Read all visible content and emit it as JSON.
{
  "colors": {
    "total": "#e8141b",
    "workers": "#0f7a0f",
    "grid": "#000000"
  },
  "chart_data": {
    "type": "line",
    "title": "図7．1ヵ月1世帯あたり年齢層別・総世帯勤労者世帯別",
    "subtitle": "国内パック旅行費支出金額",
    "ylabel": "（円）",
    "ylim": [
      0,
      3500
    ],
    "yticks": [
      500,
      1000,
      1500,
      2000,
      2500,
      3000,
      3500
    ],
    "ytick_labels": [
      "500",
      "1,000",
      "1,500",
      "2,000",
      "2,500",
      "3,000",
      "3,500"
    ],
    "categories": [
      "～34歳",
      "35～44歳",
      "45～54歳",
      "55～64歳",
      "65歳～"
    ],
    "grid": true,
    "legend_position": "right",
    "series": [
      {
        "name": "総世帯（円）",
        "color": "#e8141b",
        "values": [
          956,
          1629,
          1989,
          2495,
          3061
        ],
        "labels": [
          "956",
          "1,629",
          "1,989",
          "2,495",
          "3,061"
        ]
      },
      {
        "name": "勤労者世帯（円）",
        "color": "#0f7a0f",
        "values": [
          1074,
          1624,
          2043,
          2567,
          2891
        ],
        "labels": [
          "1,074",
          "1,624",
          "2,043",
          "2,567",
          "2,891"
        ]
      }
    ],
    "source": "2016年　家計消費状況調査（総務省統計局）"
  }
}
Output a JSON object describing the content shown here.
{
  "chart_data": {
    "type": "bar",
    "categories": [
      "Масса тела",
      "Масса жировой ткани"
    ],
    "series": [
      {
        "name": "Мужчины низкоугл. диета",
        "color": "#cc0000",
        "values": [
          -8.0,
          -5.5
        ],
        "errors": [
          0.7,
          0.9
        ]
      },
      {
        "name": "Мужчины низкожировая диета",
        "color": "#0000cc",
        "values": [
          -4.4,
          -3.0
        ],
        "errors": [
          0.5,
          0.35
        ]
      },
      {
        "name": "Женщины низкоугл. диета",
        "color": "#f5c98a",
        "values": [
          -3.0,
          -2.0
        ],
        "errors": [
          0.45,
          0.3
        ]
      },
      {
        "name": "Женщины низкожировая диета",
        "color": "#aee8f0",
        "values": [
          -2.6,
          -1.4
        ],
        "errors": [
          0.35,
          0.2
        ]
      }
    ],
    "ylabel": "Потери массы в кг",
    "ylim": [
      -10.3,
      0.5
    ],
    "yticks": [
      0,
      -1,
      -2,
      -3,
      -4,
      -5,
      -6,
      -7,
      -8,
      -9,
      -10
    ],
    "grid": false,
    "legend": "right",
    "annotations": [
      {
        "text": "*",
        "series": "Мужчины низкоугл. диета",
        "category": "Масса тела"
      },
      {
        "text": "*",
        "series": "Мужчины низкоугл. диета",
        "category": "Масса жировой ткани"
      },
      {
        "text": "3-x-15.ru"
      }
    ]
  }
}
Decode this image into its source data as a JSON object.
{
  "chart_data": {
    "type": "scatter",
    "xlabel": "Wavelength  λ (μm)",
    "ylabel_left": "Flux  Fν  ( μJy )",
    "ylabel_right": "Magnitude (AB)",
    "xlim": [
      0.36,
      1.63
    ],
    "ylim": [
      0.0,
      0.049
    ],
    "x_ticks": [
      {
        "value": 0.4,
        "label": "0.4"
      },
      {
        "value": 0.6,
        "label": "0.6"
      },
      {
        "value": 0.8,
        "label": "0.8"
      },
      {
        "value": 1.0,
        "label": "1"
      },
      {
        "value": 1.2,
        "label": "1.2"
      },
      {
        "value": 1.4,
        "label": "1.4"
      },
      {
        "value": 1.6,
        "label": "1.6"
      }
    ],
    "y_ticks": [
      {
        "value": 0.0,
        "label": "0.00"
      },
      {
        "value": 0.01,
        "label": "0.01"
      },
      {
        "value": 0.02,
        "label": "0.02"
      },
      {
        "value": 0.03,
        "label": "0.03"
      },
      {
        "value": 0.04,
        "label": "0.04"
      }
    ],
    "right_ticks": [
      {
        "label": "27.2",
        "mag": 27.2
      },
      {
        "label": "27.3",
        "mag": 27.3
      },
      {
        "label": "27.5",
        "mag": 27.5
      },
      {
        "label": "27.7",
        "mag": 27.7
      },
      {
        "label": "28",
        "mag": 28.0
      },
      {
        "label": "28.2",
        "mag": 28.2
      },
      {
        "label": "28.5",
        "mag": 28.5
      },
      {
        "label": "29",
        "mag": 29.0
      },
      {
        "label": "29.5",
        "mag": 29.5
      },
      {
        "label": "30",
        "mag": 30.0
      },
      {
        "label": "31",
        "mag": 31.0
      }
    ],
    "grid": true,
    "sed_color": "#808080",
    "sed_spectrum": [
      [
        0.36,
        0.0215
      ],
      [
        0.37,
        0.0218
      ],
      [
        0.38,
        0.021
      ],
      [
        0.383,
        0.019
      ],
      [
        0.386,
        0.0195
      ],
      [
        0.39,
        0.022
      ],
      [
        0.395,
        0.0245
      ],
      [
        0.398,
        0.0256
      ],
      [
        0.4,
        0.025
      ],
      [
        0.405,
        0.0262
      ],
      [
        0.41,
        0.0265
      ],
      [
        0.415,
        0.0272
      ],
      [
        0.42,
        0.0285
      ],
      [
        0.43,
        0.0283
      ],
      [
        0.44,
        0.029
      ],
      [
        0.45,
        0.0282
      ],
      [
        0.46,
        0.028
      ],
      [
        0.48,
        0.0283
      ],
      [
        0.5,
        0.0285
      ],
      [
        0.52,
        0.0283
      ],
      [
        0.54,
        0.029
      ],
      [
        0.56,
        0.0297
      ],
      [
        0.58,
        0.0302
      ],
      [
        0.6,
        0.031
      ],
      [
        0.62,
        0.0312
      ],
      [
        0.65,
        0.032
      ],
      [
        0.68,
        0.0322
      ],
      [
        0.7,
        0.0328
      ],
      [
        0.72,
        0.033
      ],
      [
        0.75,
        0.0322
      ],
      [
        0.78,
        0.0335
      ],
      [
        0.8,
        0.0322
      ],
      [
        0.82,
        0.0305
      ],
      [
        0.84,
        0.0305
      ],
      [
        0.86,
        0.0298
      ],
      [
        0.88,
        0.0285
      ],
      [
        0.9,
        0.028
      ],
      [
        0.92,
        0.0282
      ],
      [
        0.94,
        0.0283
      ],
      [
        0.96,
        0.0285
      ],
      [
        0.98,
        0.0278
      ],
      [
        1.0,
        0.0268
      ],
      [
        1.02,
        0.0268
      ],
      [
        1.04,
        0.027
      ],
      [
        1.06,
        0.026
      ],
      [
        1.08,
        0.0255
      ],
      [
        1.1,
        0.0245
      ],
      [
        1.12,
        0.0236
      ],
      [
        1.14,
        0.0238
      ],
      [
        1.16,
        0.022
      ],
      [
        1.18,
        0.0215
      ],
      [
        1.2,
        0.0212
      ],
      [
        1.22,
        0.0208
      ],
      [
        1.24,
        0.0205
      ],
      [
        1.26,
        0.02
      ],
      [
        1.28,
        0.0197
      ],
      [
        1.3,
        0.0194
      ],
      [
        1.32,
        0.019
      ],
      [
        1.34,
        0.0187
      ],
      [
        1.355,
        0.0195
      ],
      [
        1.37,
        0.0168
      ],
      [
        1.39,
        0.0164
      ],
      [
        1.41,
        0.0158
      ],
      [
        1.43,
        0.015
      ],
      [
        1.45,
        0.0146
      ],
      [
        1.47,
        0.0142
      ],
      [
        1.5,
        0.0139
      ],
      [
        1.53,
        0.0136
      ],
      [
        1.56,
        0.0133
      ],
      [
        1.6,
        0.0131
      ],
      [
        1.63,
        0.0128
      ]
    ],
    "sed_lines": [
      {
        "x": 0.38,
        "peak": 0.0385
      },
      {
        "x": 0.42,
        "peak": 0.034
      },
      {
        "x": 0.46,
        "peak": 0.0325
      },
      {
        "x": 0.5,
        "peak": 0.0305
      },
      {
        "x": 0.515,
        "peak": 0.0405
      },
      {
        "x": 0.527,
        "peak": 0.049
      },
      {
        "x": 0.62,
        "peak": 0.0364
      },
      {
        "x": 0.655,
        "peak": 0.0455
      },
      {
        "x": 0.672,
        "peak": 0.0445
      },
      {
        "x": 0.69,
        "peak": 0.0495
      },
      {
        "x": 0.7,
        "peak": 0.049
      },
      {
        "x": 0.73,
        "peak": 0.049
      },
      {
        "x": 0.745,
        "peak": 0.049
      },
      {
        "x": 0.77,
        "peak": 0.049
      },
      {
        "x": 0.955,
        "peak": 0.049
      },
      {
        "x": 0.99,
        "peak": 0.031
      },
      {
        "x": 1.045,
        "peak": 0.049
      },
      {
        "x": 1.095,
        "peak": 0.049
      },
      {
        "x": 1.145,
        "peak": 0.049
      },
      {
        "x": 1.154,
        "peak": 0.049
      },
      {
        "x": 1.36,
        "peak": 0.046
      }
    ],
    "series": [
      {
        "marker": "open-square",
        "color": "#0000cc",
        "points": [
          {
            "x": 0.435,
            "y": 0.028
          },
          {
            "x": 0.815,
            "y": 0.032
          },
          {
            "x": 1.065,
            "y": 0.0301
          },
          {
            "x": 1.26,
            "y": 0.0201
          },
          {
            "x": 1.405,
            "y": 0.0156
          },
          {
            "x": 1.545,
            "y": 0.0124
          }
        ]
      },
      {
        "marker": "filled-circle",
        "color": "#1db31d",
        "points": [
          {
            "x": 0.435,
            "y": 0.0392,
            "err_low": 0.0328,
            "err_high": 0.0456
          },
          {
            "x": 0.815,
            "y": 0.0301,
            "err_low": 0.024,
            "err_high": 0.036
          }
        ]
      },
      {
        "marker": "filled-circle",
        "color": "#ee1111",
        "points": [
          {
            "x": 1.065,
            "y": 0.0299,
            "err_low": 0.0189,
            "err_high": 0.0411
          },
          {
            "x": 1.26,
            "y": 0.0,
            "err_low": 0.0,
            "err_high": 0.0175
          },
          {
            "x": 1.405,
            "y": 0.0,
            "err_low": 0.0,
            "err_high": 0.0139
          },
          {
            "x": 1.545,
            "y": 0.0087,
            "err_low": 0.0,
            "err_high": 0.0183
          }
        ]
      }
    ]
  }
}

◆ ◆ ◆ ◆ ◆ ◆ ◆

■ THE EXERCISE ■
Pull out each line of the listing that holds the string "ткани".

■ SOLVED EXERCISE ■
      "Масса жировой ткани"
        "category": "Масса жировой ткани"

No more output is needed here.